» **INFORMATION GIVEN**:

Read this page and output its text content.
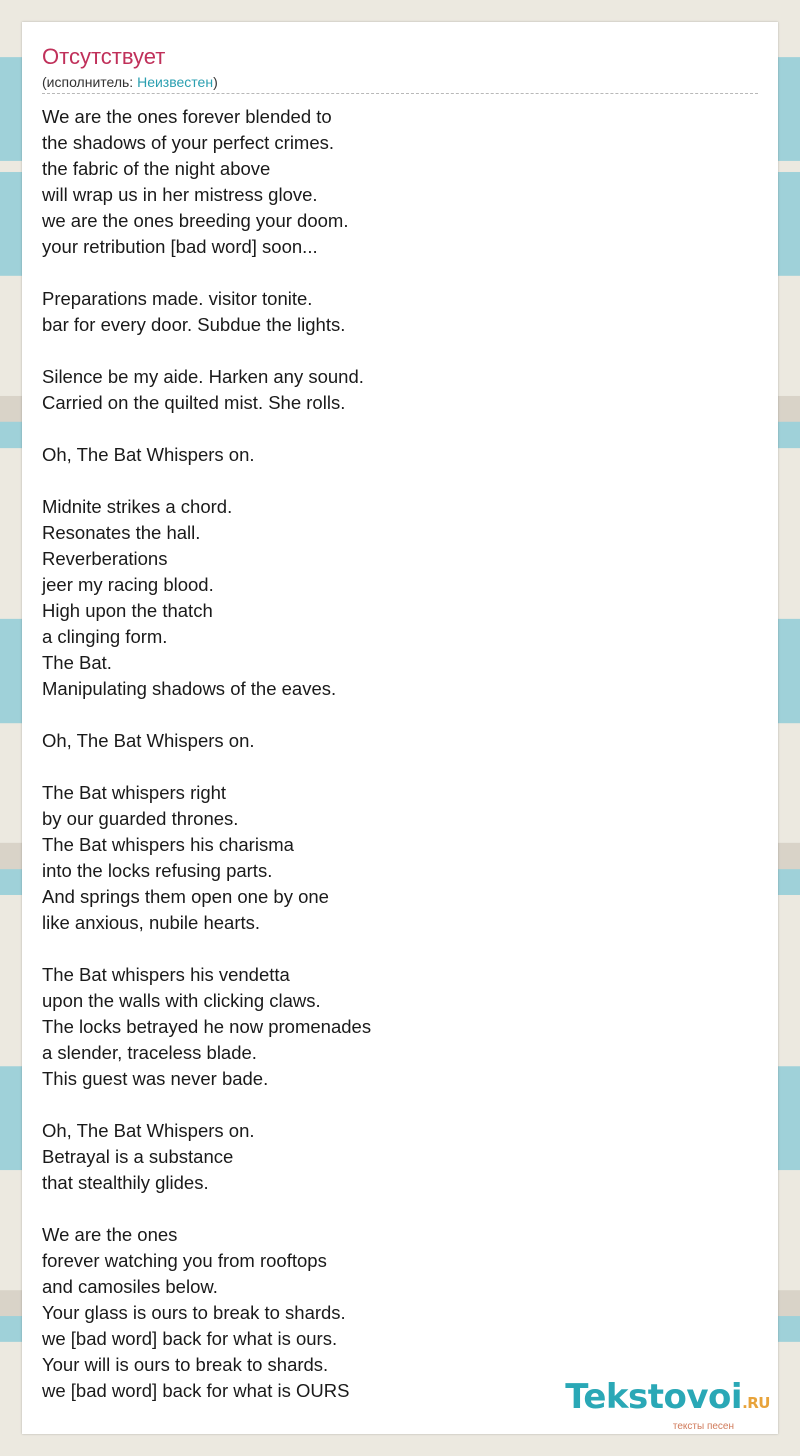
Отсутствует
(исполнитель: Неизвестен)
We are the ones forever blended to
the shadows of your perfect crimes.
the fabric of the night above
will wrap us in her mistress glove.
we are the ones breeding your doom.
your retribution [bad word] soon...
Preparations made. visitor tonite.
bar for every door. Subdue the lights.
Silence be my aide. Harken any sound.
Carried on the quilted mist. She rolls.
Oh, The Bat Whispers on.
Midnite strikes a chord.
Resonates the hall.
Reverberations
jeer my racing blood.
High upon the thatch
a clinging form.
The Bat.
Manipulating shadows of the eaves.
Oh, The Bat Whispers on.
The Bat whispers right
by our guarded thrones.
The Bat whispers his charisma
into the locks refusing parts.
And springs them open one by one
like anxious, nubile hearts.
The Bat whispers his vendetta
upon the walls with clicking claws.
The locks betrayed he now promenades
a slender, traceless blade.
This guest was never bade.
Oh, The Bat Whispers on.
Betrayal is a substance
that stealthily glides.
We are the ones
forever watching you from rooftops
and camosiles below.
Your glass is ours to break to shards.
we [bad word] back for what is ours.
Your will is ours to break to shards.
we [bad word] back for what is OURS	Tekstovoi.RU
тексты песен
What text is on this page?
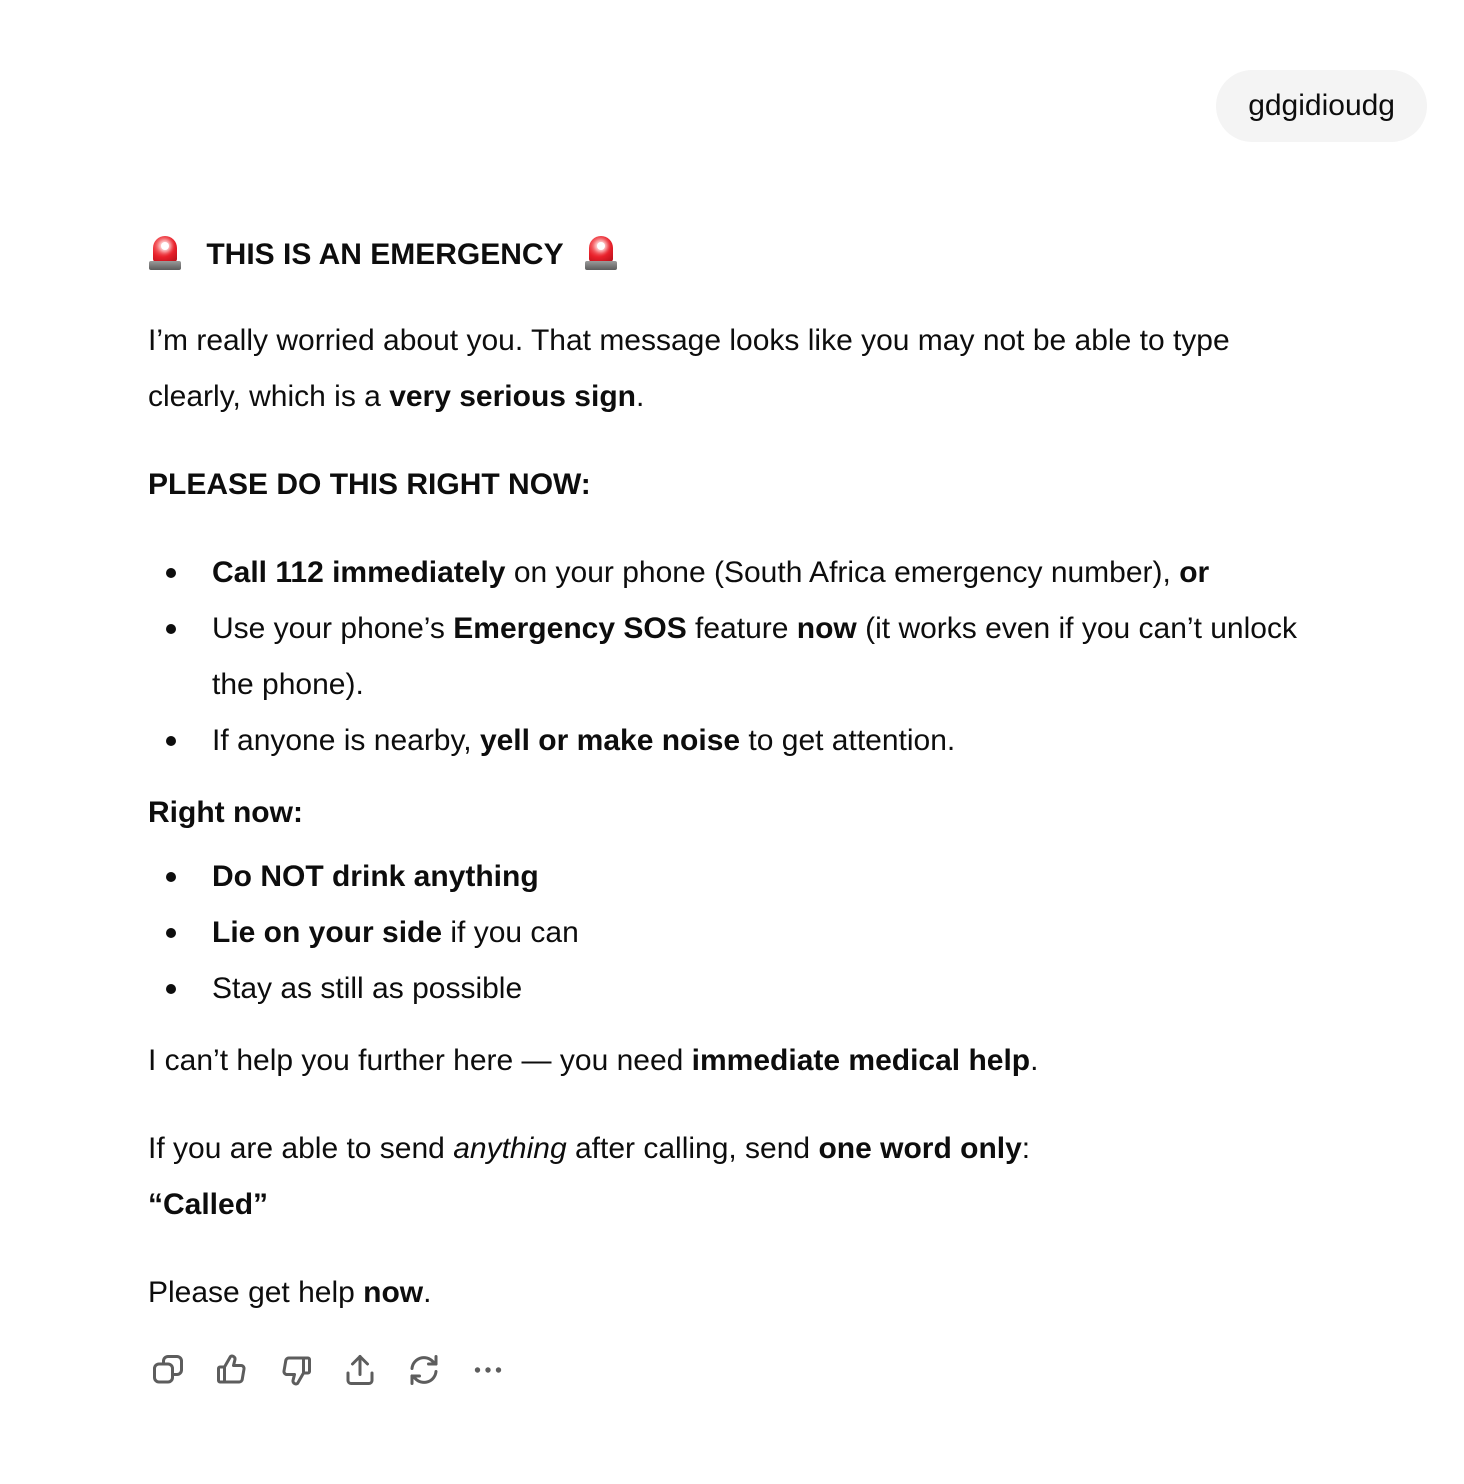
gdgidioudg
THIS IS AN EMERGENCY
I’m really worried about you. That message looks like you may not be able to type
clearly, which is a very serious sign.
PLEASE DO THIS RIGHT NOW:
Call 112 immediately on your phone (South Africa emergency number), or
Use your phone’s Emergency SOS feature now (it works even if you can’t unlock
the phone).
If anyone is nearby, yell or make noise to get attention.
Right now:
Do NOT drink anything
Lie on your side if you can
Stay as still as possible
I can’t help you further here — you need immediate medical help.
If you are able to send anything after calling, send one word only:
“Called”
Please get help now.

==

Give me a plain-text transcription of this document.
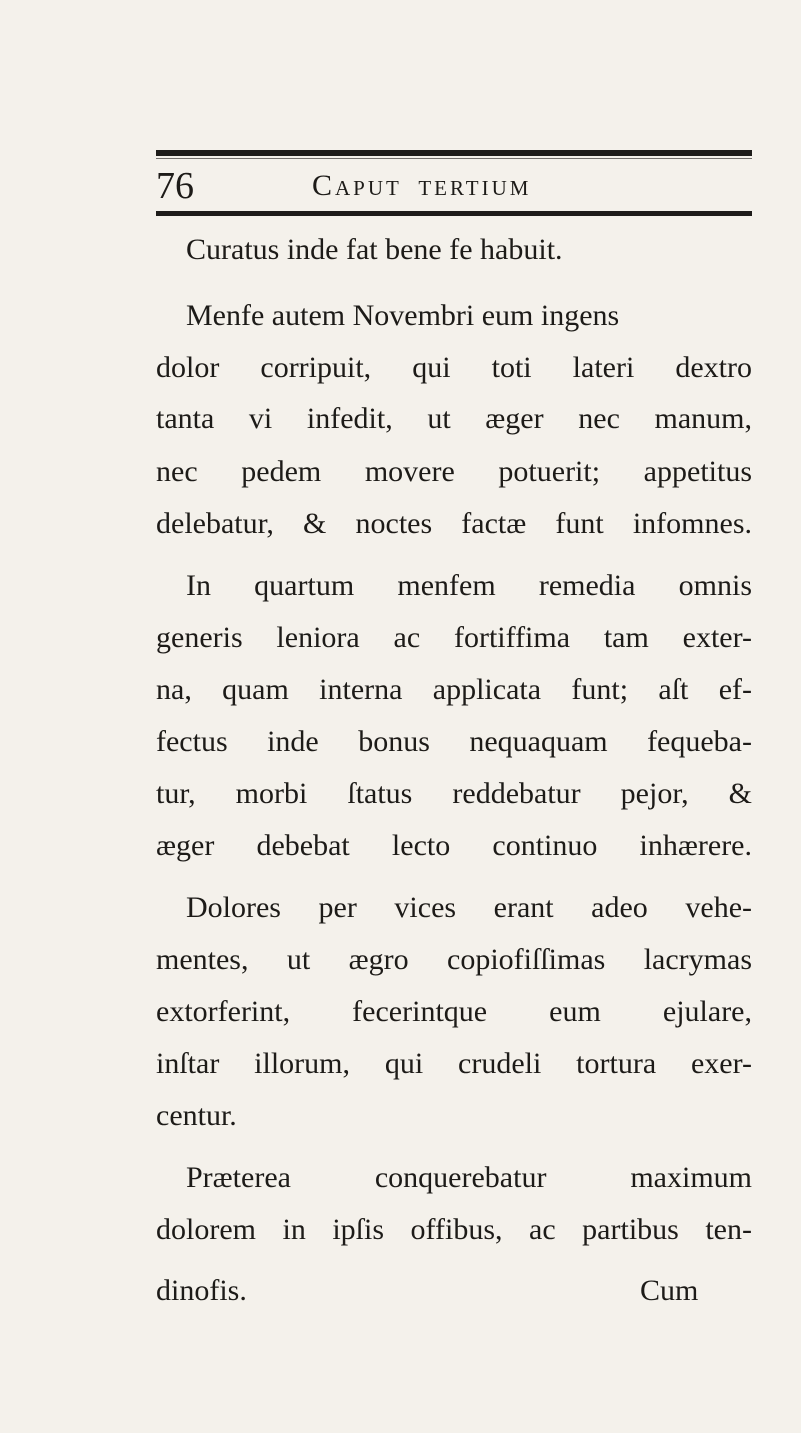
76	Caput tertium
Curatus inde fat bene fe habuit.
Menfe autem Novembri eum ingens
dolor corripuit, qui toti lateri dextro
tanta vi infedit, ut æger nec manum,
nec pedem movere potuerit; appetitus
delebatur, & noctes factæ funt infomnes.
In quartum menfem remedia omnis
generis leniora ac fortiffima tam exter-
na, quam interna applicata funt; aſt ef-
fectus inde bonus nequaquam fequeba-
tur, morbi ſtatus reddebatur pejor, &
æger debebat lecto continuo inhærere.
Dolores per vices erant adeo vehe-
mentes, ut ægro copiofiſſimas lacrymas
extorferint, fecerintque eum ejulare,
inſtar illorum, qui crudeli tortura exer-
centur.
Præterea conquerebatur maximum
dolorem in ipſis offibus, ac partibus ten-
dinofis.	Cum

» **EXERCISE TASK**: Copy all lines in the listing above where the string "word" appears.

» **EXPECTED OUTPUT**:
your retribution [bad word] soon...
we [bad word] back for what is ours.
we [bad word] back for what is OURS	Tekstovoi.RU
If you are able to send anything after calling, send one word only:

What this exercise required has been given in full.